Repeat the records below exactly as they appear.

__Data records__
__________________________________________________
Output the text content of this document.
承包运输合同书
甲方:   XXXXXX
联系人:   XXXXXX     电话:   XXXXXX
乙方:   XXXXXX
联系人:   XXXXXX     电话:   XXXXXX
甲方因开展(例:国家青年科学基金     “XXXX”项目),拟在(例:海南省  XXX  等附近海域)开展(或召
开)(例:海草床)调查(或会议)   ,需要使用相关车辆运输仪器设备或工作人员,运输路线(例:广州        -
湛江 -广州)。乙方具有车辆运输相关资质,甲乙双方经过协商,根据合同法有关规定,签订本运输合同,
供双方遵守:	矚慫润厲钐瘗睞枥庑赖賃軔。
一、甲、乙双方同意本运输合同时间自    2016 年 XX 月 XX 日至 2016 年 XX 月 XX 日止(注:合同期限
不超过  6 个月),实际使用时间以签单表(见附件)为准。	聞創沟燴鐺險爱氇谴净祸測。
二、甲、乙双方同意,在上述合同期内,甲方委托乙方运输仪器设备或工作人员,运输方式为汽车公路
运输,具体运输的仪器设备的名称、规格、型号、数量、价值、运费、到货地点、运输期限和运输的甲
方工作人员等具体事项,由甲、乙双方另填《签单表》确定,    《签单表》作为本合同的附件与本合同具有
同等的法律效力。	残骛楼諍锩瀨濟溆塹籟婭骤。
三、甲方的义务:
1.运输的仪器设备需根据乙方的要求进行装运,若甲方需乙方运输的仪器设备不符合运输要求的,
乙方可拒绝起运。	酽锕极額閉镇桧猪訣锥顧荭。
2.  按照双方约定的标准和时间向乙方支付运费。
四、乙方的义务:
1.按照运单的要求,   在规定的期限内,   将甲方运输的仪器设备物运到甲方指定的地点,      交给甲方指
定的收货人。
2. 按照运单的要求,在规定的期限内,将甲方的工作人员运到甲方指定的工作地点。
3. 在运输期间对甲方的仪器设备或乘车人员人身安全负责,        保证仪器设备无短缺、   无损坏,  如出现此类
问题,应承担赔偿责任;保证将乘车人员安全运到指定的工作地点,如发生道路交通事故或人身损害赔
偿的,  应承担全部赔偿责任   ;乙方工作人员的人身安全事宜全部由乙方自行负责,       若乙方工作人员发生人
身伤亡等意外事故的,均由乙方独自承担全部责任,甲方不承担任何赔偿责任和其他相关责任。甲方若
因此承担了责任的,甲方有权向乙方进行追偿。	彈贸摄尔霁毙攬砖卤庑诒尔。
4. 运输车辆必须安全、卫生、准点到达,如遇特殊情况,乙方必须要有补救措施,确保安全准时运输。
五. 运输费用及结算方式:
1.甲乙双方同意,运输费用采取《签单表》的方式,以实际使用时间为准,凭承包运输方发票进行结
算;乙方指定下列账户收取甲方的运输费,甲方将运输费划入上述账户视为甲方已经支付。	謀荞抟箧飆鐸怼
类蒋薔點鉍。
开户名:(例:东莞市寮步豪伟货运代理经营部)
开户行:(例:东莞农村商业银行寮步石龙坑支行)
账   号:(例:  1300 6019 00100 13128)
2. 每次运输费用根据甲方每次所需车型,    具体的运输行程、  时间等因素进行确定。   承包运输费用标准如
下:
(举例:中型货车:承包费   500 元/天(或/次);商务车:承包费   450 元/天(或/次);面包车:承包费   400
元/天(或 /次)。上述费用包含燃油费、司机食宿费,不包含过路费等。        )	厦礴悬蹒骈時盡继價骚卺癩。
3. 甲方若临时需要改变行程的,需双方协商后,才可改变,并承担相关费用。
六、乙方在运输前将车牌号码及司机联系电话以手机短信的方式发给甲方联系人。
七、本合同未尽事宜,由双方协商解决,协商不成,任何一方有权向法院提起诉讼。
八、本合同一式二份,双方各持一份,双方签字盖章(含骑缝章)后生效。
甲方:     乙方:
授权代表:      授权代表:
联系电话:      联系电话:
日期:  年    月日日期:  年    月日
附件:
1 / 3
__________________________________________________
__Solved exercise__
Output the text content of this document.
承包运输合同书
甲方:   XXXXXX
联系人:   XXXXXX     电话:   XXXXXX
乙方:   XXXXXX
联系人:   XXXXXX     电话:   XXXXXX
甲方因开展(例:国家青年科学基金     “XXXX”项目),拟在(例:海南省  XXX  等附近海域)开展(或召
开)(例:海草床)调查(或会议)   ,需要使用相关车辆运输仪器设备或工作人员,运输路线(例:广州        -
湛江 -广州)。乙方具有车辆运输相关资质,甲乙双方经过协商,根据合同法有关规定,签订本运输合同,
供双方遵守:	矚慫润厲钐瘗睞枥庑赖賃軔。
一、甲、乙双方同意本运输合同时间自    2016 年 XX 月 XX 日至 2016 年 XX 月 XX 日止(注:合同期限
不超过  6 个月),实际使用时间以签单表(见附件)为准。	聞創沟燴鐺險爱氇谴净祸測。
二、甲、乙双方同意,在上述合同期内,甲方委托乙方运输仪器设备或工作人员,运输方式为汽车公路
运输,具体运输的仪器设备的名称、规格、型号、数量、价值、运费、到货地点、运输期限和运输的甲
方工作人员等具体事项,由甲、乙双方另填《签单表》确定,    《签单表》作为本合同的附件与本合同具有
同等的法律效力。	残骛楼諍锩瀨濟溆塹籟婭骤。
三、甲方的义务:
1.运输的仪器设备需根据乙方的要求进行装运,若甲方需乙方运输的仪器设备不符合运输要求的,
乙方可拒绝起运。	酽锕极額閉镇桧猪訣锥顧荭。
2.  按照双方约定的标准和时间向乙方支付运费。
四、乙方的义务:
1.按照运单的要求,   在规定的期限内,   将甲方运输的仪器设备物运到甲方指定的地点,      交给甲方指
定的收货人。
2. 按照运单的要求,在规定的期限内,将甲方的工作人员运到甲方指定的工作地点。
3. 在运输期间对甲方的仪器设备或乘车人员人身安全负责,        保证仪器设备无短缺、   无损坏,  如出现此类
问题,应承担赔偿责任;保证将乘车人员安全运到指定的工作地点,如发生道路交通事故或人身损害赔
偿的,  应承担全部赔偿责任   ;乙方工作人员的人身安全事宜全部由乙方自行负责,       若乙方工作人员发生人
身伤亡等意外事故的,均由乙方独自承担全部责任,甲方不承担任何赔偿责任和其他相关责任。甲方若
因此承担了责任的,甲方有权向乙方进行追偿。	彈贸摄尔霁毙攬砖卤庑诒尔。
4. 运输车辆必须安全、卫生、准点到达,如遇特殊情况,乙方必须要有补救措施,确保安全准时运输。
五. 运输费用及结算方式:
1.甲乙双方同意,运输费用采取《签单表》的方式,以实际使用时间为准,凭承包运输方发票进行结
算;乙方指定下列账户收取甲方的运输费,甲方将运输费划入上述账户视为甲方已经支付。	謀荞抟箧飆鐸怼
类蒋薔點鉍。
开户名:(例:东莞市寮步豪伟货运代理经营部)
开户行:(例:东莞农村商业银行寮步石龙坑支行)
账   号:(例:  1300 6019 00100 13128)
2. 每次运输费用根据甲方每次所需车型,    具体的运输行程、  时间等因素进行确定。   承包运输费用标准如
下:
(举例:中型货车:承包费   500 元/天(或/次);商务车:承包费   450 元/天(或/次);面包车:承包费   400
元/天(或 /次)。上述费用包含燃油费、司机食宿费,不包含过路费等。        )	厦礴悬蹒骈時盡继價骚卺癩。
3. 甲方若临时需要改变行程的,需双方协商后,才可改变,并承担相关费用。
六、乙方在运输前将车牌号码及司机联系电话以手机短信的方式发给甲方联系人。
七、本合同未尽事宜,由双方协商解决,协商不成,任何一方有权向法院提起诉讼。
八、本合同一式二份,双方各持一份,双方签字盖章(含骑缝章)后生效。
甲方:     乙方:
授权代表:      授权代表:
联系电话:      联系电话:
日期:  年    月日日期:  年    月日
附件:
1 / 3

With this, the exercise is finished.